(Data records)
## Start

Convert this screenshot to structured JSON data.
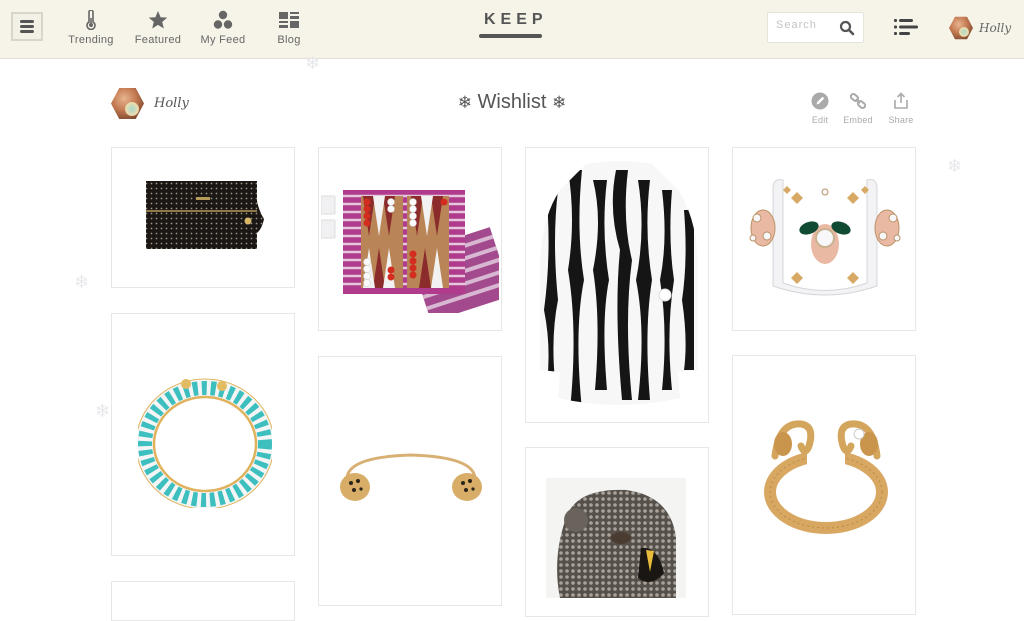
{
  "topbar": {
    "menu_icon": "hamburger-menu-icon",
    "nav": [
      {
        "label": "Trending",
        "icon": "thermometer-icon"
      },
      {
        "label": "Featured",
        "icon": "star-icon"
      },
      {
        "label": "My Feed",
        "icon": "hexagon-cluster-icon"
      },
      {
        "label": "Blog",
        "icon": "blog-grid-icon"
      }
    ],
    "logo": "KEEP",
    "search": {
      "placeholder": "Search",
      "value": "",
      "icon": "search-icon"
    },
    "list_icon": "list-icon",
    "user": {
      "name": "Holly",
      "avatar": "user-avatar"
    }
  },
  "profile": {
    "name": "Holly"
  },
  "collection": {
    "title": "Wishlist",
    "title_decoration": "❄",
    "actions": [
      {
        "label": "Edit",
        "icon": "pencil-icon"
      },
      {
        "label": "Embed",
        "icon": "link-icon"
      },
      {
        "label": "Share",
        "icon": "share-icon"
      }
    ]
  },
  "products": [
    {
      "item": "black sequin clutch",
      "column": 1
    },
    {
      "item": "pink backgammon set",
      "column": 2
    },
    {
      "item": "black and white striped fur coat",
      "column": 3
    },
    {
      "item": "jeweled lucite cuff",
      "column": 4
    },
    {
      "item": "turquoise giraffe bangle",
      "column": 1
    },
    {
      "item": "gold leopard head cuff",
      "column": 2
    },
    {
      "item": "pave panther ring",
      "column": 3
    },
    {
      "item": "gold elephant bangle",
      "column": 4
    },
    {
      "item": "partially visible item",
      "column": 1
    }
  ],
  "decoration": {
    "snowflake": "❄"
  },
  "colors": {
    "topbar_bg": "#f6f4e8",
    "text": "#555555",
    "card_border": "#e7e7e7"
  }
}
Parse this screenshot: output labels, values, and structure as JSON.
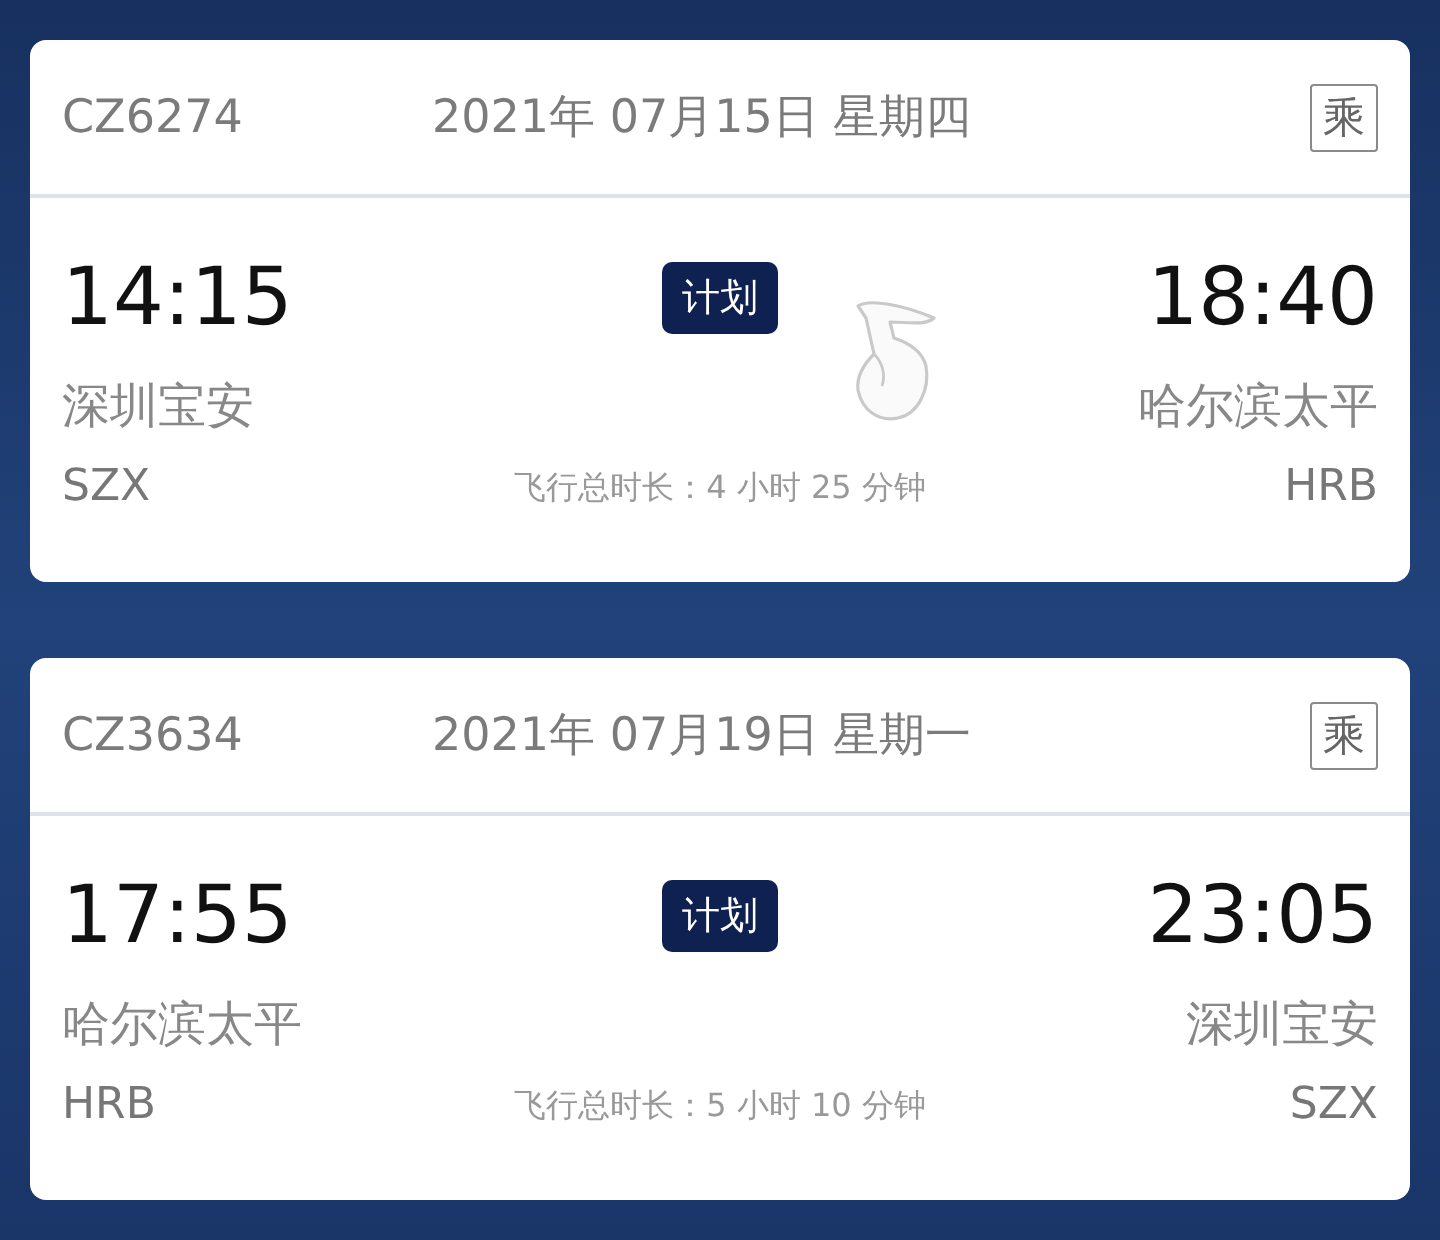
{
  "flights": [
    {
      "flight_no": "CZ6274",
      "date": "2021年 07月15日 星期四",
      "boarding_tag": "乘",
      "depart_time": "14:15",
      "status": "计划",
      "arrive_time": "18:40",
      "depart_city": "深圳宝安",
      "arrive_city": "哈尔滨太平",
      "depart_code": "SZX",
      "duration": "飞行总时长：4 小时 25 分钟",
      "arrive_code": "HRB",
      "hand_hint": true
    },
    {
      "flight_no": "CZ3634",
      "date": "2021年 07月19日 星期一",
      "boarding_tag": "乘",
      "depart_time": "17:55",
      "status": "计划",
      "arrive_time": "23:05",
      "depart_city": "哈尔滨太平",
      "arrive_city": "深圳宝安",
      "depart_code": "HRB",
      "duration": "飞行总时长：5 小时 10 分钟",
      "arrive_code": "SZX",
      "hand_hint": false
    }
  ]
}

## End

● Task description: Gather each line from the listing above that holds "bangle".

● Result:
      "item": "turquoise giraffe bangle",
      "item": "gold elephant bangle",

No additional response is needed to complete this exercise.